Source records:
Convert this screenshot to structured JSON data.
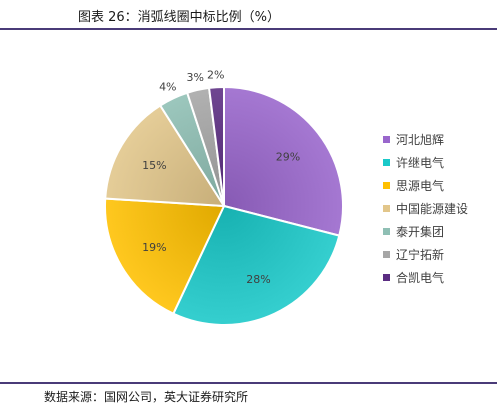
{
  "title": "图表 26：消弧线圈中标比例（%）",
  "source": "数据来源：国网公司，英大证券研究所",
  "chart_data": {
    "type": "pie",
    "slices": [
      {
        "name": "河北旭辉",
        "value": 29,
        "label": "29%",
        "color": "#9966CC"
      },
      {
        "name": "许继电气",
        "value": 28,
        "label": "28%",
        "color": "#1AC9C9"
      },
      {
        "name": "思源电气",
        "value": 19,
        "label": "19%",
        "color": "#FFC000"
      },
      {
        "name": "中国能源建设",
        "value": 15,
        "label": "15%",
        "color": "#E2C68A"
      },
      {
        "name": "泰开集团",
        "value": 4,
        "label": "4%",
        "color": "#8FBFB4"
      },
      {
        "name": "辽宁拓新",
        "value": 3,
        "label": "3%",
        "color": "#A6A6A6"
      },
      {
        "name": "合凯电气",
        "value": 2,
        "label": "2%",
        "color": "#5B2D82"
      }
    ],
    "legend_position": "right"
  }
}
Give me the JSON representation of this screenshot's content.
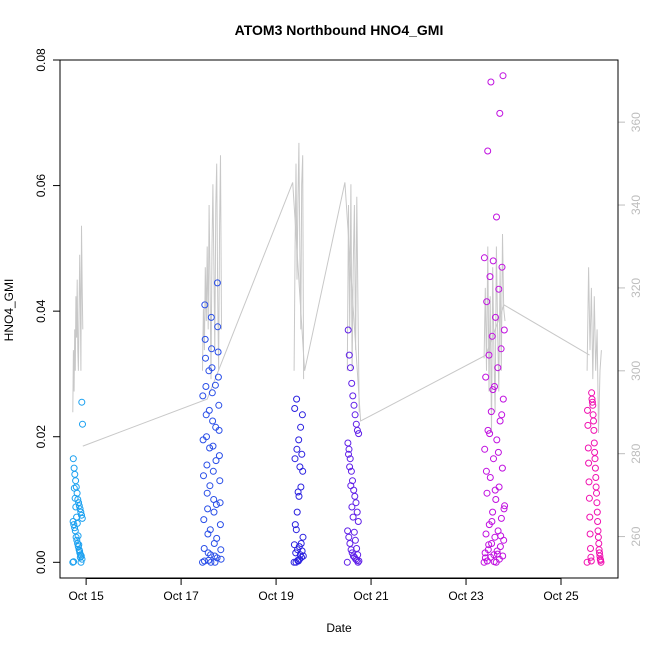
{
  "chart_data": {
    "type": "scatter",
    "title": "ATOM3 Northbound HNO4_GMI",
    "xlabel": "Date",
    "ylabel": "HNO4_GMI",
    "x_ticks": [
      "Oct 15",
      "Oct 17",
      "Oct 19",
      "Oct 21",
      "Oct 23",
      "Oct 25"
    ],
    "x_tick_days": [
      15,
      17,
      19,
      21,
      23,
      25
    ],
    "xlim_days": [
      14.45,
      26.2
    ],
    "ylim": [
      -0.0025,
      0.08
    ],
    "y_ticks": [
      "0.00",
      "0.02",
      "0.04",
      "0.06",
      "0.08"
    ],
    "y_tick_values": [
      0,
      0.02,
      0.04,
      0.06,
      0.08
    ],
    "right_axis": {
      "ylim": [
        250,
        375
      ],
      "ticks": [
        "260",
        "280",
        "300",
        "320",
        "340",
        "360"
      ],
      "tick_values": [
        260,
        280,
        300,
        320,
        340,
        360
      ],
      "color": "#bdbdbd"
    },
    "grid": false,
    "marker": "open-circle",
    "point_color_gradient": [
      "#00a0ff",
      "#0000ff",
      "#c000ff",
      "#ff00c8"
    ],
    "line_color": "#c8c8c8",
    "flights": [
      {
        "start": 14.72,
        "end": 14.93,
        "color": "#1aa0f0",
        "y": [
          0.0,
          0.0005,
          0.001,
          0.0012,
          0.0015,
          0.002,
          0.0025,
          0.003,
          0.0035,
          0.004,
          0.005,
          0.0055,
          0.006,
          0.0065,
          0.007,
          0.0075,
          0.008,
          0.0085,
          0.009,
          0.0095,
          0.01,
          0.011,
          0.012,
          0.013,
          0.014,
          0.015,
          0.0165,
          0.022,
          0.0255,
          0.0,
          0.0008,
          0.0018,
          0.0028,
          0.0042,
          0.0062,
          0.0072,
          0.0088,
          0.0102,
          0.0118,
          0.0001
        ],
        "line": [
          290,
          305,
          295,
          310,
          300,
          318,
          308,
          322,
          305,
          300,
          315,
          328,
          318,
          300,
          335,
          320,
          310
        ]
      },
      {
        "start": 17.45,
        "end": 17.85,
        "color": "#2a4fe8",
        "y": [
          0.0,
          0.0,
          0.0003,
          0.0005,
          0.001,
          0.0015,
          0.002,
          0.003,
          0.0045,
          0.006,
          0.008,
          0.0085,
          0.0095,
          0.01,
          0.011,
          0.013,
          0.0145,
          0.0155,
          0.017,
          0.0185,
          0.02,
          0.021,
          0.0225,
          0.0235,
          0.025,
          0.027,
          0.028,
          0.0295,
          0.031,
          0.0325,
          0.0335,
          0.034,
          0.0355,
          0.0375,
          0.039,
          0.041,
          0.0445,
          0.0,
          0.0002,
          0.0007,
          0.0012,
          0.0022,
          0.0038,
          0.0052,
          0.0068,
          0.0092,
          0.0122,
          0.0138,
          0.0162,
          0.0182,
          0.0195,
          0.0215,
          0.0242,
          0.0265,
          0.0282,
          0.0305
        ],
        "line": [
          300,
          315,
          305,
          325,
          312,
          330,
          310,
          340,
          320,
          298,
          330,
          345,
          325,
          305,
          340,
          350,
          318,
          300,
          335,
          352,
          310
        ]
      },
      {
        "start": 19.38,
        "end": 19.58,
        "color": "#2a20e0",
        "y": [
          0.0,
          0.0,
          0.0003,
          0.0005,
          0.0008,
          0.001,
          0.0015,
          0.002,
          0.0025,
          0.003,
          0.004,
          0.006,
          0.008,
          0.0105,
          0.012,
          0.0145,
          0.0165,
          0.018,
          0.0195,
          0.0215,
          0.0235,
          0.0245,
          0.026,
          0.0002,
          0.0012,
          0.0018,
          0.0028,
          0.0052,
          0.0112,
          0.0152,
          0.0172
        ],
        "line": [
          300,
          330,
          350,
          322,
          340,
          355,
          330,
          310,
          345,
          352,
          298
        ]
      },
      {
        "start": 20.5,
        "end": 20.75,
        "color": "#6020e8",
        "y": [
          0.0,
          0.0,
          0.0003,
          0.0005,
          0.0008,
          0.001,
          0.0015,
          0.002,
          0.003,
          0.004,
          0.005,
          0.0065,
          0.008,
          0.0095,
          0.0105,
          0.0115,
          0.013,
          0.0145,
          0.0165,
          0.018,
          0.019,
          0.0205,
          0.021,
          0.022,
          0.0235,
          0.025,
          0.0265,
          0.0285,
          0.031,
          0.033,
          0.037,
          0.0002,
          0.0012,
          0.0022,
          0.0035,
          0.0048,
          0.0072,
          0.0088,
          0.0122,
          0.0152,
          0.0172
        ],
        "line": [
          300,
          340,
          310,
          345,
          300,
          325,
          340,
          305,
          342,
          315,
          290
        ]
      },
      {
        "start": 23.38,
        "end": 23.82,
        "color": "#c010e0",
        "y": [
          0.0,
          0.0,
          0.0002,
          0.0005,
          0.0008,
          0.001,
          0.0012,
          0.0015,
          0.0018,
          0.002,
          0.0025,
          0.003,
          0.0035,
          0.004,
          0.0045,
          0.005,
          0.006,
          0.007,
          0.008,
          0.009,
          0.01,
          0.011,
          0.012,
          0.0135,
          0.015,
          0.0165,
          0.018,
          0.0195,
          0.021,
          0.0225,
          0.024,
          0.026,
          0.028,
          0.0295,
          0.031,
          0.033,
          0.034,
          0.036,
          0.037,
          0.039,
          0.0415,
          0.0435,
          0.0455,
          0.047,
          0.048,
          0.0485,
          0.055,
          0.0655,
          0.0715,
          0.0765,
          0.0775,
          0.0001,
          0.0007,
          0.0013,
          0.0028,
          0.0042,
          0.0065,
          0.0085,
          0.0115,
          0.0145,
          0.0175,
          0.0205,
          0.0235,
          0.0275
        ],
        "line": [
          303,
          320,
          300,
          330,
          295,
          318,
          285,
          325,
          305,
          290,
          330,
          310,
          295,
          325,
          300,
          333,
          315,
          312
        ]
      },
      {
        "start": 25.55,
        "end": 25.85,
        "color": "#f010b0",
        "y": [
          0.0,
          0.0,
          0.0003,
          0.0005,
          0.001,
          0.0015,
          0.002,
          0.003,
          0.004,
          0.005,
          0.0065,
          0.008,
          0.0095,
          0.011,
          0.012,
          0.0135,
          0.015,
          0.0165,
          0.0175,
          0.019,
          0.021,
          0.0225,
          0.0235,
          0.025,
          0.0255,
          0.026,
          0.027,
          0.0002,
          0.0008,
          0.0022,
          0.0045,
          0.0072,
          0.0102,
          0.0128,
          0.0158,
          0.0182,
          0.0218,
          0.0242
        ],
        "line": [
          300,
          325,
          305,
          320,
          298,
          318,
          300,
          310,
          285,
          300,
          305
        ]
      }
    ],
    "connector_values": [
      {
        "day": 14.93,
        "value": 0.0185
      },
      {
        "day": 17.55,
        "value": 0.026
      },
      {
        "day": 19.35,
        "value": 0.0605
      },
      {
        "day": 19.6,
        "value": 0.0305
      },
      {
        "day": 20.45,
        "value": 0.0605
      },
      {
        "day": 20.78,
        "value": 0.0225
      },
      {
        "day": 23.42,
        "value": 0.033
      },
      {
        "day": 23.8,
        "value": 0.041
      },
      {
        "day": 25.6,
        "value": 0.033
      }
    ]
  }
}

AIM: Copy each line above that contains the word "title".

ANSWER BELOW:
  "title": "图表 26：消弧线圈中标比例（%）",
    "title": "ATOM3 Northbound HNO4_GMI",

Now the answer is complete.